(Problem description): Output all of the records exactly as written.

Data entries
● ● ● ●

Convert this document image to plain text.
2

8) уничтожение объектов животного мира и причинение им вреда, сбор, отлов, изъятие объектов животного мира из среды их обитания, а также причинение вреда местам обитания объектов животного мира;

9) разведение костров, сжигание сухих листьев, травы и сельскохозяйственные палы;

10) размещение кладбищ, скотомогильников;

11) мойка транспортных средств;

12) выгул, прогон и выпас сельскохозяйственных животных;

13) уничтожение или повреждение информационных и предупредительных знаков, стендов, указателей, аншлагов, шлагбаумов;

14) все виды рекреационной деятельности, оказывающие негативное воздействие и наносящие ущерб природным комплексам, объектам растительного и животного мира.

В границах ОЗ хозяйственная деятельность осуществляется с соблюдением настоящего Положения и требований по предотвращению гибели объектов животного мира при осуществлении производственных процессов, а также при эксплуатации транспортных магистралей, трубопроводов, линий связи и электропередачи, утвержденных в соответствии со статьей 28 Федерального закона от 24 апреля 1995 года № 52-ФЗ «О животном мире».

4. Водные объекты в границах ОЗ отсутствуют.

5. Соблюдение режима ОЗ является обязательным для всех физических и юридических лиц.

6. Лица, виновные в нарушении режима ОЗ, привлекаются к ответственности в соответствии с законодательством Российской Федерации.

● ● ● ●

(Solved exercise):
Convert this document image to plain text.
2

8) уничтожение объектов животного мира и причинение им вреда, сбор, отлов, изъятие объектов животного мира из среды их обитания, а также причинение вреда местам обитания объектов животного мира;

9) разведение костров, сжигание сухих листьев, травы и сельскохозяйственные палы;

10) размещение кладбищ, скотомогильников;

11) мойка транспортных средств;

12) выгул, прогон и выпас сельскохозяйственных животных;

13) уничтожение или повреждение информационных и предупредительных знаков, стендов, указателей, аншлагов, шлагбаумов;

14) все виды рекреационной деятельности, оказывающие негативное воздействие и наносящие ущерб природным комплексам, объектам растительного и животного мира.

В границах ОЗ хозяйственная деятельность осуществляется с соблюдением настоящего Положения и требований по предотвращению гибели объектов животного мира при осуществлении производственных процессов, а также при эксплуатации транспортных магистралей, трубопроводов, линий связи и электропередачи, утвержденных в соответствии со статьей 28 Федерального закона от 24 апреля 1995 года № 52-ФЗ «О животном мире».

4. Водные объекты в границах ОЗ отсутствуют.

5. Соблюдение режима ОЗ является обязательным для всех физических и юридических лиц.

6. Лица, виновные в нарушении режима ОЗ, привлекаются к ответственности в соответствии с законодательством Российской Федерации.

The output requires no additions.